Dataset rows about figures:
----
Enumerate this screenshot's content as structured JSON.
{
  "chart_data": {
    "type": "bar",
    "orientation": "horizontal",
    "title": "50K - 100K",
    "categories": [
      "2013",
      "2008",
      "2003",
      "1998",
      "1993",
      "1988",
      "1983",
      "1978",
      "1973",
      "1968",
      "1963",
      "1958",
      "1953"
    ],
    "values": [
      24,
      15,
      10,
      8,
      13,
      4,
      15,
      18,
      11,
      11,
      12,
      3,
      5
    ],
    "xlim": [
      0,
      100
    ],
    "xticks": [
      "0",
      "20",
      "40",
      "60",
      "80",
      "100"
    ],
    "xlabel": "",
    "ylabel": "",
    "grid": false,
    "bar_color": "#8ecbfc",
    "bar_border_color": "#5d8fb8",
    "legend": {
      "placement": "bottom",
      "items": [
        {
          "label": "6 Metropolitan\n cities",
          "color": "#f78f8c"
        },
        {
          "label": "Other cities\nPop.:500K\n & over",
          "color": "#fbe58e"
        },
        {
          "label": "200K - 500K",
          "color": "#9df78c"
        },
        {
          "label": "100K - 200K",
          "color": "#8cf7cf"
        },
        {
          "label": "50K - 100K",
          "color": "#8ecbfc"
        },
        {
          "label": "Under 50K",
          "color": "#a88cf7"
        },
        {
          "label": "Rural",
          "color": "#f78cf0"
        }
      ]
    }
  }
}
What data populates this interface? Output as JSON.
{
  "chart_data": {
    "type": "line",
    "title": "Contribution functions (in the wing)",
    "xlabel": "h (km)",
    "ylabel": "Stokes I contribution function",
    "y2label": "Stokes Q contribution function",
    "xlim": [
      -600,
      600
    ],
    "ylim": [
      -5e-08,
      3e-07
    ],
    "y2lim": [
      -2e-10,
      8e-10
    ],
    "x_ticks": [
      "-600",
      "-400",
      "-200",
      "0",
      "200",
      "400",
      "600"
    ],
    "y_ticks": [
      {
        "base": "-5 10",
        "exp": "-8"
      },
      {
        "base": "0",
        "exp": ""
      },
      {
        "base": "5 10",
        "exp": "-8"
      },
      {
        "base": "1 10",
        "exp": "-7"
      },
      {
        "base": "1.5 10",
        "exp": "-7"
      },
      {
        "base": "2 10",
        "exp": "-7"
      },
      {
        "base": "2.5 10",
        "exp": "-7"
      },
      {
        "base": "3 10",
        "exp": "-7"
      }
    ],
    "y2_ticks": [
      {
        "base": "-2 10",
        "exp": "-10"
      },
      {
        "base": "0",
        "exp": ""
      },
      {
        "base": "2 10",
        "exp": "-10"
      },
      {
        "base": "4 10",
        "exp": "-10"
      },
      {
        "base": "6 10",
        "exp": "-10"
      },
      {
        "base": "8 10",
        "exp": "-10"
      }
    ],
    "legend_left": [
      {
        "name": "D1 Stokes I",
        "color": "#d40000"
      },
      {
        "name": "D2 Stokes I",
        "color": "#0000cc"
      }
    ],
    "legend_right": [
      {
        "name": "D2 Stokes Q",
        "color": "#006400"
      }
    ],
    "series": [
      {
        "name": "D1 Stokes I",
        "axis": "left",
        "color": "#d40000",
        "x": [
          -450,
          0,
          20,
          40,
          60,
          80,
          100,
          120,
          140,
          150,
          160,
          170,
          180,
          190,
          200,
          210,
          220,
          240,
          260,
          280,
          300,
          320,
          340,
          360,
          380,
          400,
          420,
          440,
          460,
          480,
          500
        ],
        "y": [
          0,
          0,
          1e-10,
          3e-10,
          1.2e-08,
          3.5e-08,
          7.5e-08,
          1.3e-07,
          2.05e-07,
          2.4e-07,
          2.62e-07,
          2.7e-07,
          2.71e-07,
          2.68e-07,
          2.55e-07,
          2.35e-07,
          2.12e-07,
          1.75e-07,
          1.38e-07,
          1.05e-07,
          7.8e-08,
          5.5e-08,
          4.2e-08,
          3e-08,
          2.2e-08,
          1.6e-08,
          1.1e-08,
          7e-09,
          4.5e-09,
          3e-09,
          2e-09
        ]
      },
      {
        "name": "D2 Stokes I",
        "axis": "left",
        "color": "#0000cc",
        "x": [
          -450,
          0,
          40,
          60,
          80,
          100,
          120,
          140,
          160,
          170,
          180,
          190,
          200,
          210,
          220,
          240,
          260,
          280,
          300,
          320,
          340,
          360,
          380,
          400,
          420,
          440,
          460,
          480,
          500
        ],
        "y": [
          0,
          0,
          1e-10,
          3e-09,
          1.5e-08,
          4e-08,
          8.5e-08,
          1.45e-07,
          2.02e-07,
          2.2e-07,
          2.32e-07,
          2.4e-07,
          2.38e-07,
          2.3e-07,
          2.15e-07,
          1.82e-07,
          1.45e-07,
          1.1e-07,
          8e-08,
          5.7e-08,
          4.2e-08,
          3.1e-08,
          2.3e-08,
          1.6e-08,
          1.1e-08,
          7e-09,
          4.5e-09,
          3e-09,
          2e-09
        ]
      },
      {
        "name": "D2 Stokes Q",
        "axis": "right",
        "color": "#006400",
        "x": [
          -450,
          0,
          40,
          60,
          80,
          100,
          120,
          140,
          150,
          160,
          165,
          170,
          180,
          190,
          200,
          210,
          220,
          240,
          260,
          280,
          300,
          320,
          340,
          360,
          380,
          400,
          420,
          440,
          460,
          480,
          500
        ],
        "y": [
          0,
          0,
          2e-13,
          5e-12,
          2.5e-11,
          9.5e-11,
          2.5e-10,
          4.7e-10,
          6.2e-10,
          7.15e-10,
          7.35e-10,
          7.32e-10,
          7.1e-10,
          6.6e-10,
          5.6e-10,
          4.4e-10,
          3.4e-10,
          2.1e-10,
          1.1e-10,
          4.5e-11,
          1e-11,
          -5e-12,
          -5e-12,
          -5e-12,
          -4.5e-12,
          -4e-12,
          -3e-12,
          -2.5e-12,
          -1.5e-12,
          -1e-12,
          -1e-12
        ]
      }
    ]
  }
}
----
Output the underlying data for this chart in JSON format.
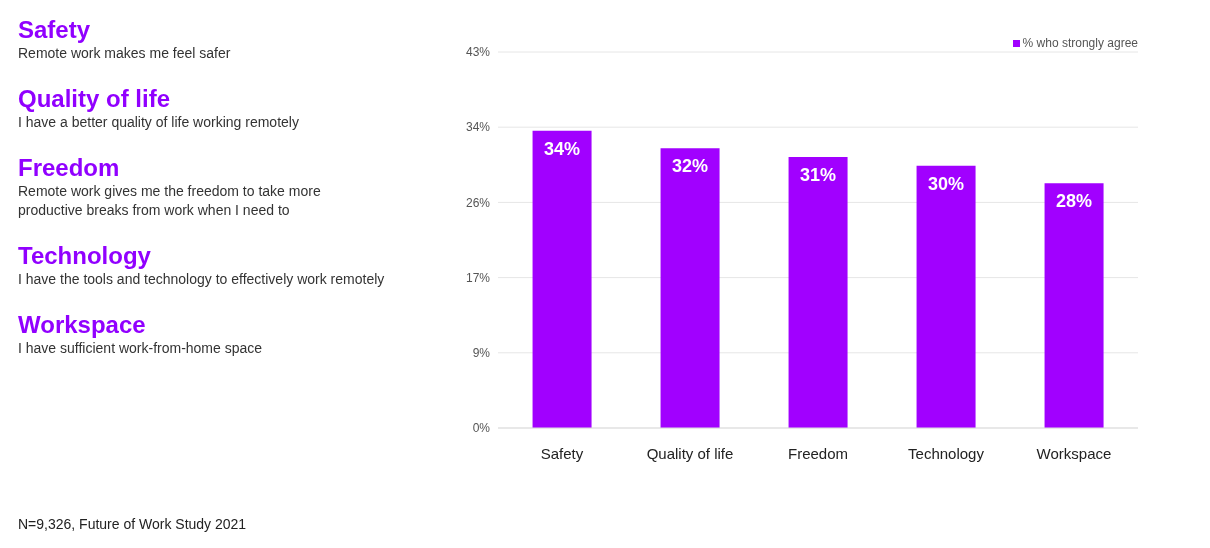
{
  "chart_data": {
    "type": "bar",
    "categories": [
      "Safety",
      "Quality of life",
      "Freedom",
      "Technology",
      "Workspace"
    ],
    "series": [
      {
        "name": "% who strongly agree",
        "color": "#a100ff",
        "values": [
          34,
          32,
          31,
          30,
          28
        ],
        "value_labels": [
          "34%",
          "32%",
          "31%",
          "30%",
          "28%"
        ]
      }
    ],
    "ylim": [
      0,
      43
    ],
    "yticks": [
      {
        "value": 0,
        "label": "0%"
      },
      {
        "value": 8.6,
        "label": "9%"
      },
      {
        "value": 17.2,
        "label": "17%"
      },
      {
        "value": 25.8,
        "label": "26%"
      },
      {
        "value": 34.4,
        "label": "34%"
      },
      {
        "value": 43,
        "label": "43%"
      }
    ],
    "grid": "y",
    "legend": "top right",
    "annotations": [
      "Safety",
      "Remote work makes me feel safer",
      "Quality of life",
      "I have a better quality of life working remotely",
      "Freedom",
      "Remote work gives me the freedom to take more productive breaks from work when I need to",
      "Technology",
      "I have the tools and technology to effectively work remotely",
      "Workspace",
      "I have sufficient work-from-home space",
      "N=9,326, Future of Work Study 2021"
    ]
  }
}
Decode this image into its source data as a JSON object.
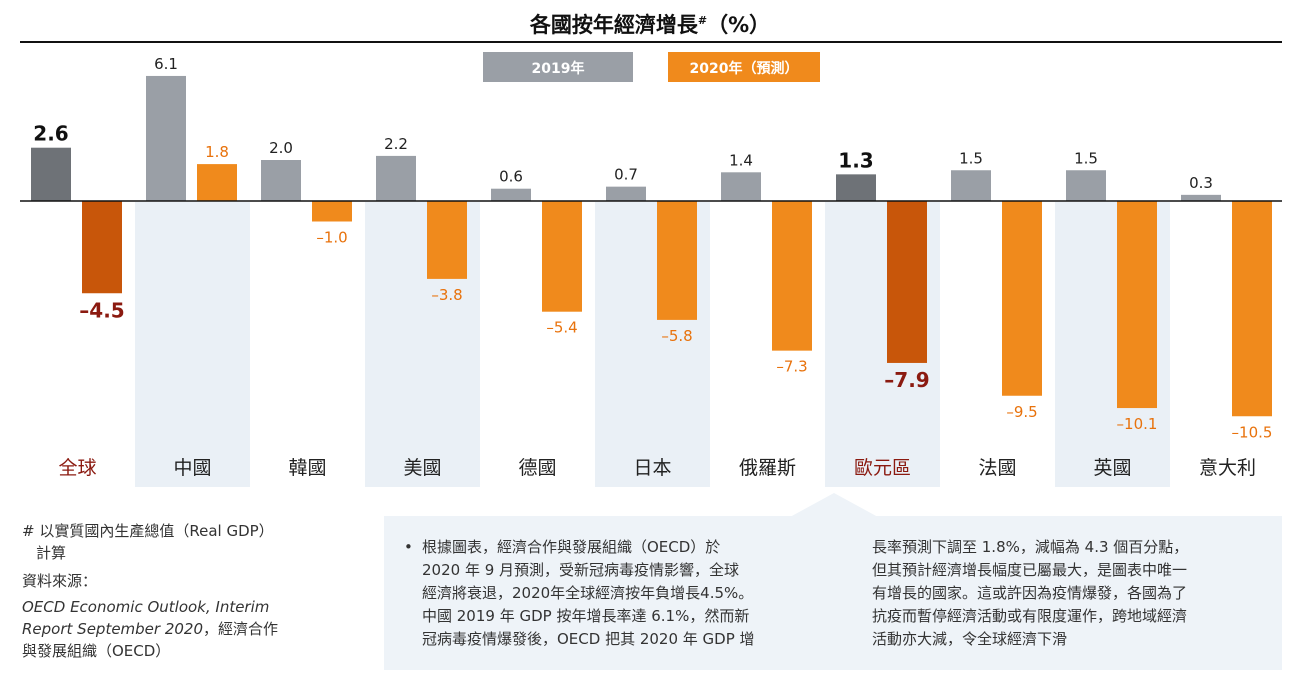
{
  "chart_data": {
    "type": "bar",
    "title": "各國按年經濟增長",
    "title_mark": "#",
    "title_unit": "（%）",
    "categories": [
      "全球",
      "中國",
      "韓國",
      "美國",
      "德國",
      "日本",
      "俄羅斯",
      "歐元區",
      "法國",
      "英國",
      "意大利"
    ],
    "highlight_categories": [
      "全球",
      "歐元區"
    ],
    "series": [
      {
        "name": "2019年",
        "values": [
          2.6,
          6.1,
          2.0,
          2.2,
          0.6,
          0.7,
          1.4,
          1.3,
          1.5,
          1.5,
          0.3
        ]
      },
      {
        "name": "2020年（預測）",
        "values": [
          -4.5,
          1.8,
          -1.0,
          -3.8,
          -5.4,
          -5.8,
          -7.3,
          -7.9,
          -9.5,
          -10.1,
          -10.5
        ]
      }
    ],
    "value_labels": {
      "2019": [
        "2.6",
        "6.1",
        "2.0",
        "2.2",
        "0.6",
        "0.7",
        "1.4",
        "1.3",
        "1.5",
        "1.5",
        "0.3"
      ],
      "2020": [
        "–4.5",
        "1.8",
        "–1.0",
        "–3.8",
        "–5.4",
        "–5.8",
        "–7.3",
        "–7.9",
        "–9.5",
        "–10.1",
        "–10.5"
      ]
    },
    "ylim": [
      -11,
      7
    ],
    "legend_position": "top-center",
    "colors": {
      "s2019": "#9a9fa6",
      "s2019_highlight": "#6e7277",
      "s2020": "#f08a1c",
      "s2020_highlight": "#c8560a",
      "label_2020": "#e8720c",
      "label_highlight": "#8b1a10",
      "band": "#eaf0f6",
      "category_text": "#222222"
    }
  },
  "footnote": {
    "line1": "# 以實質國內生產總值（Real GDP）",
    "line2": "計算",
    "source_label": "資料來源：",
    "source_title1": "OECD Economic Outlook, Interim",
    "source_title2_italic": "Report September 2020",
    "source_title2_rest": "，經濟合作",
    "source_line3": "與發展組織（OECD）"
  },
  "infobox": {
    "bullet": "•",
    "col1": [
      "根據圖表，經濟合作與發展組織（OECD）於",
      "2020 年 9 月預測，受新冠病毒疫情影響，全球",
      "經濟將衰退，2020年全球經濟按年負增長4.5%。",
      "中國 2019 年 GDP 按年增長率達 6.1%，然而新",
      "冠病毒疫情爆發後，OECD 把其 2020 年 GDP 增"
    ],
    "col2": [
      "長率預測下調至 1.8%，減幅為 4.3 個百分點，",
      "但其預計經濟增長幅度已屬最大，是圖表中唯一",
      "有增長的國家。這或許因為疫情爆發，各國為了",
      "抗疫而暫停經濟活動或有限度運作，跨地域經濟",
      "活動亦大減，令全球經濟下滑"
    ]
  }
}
----
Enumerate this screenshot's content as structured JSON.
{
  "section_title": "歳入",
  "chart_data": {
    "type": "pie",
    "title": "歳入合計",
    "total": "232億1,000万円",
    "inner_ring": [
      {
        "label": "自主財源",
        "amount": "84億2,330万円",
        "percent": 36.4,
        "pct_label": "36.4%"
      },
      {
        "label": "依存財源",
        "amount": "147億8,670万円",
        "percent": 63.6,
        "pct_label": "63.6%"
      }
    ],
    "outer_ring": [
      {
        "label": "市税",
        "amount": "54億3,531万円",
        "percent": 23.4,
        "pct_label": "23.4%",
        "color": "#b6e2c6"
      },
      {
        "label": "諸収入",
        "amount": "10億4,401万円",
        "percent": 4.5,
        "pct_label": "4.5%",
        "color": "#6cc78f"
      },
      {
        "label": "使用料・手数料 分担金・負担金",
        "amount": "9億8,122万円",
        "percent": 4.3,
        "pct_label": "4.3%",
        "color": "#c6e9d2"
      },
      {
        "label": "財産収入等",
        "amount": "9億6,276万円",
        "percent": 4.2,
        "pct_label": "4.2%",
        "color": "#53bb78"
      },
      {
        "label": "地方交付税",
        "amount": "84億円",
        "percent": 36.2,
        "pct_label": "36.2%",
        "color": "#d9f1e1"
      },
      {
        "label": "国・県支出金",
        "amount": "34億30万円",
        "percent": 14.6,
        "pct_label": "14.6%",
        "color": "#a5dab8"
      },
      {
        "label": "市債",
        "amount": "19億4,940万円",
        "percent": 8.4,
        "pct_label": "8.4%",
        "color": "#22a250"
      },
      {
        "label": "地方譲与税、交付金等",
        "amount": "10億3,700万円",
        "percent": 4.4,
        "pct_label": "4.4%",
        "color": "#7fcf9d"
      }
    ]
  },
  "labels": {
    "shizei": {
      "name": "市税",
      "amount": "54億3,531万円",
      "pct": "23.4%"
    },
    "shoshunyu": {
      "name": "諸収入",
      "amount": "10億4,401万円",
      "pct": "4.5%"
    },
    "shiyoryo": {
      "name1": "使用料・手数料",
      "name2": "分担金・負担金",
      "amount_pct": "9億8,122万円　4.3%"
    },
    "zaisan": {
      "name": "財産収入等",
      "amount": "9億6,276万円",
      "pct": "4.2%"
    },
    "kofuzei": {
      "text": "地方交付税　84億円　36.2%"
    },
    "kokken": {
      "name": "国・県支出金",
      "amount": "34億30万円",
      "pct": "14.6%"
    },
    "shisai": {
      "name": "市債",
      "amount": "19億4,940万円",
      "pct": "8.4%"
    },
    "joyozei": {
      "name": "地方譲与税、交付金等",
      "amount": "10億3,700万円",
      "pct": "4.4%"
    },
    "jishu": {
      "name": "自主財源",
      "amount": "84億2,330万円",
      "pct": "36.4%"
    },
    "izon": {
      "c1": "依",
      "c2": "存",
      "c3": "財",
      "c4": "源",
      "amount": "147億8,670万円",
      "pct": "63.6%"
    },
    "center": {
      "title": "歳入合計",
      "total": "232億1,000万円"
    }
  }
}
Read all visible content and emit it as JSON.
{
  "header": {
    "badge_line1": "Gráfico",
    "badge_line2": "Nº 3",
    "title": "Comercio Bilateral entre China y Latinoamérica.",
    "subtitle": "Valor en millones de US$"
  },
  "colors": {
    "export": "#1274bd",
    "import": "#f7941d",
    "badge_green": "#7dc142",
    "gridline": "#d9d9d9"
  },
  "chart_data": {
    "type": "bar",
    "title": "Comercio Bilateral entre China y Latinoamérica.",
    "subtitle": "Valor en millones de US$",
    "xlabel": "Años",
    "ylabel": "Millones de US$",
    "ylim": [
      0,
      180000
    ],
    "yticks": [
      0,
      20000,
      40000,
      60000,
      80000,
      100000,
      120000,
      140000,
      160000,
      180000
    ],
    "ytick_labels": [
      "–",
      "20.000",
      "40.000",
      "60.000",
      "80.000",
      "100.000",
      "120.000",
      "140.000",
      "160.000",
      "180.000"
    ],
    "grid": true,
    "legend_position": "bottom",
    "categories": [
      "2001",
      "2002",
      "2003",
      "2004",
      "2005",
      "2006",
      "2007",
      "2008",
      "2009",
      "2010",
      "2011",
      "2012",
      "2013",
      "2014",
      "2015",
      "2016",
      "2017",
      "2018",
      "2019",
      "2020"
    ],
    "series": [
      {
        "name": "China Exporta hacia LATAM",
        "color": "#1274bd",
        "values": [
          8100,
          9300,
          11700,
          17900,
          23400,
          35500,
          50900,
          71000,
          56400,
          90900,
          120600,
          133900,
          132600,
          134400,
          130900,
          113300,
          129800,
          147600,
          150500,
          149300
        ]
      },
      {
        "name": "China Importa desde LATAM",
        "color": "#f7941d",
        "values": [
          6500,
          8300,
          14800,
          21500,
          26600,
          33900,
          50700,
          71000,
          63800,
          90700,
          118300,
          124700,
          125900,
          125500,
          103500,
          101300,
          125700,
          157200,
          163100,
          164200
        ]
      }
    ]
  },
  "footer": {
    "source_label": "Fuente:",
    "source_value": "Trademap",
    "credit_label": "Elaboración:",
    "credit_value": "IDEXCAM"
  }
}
----
**PROBLEM DETAILS:**
List the lines that contain the word "from".

**OUTPUT:**
      "Remote work gives me the freedom to take more productive breaks from work when I need to",
      "I have sufficient work-from-home space",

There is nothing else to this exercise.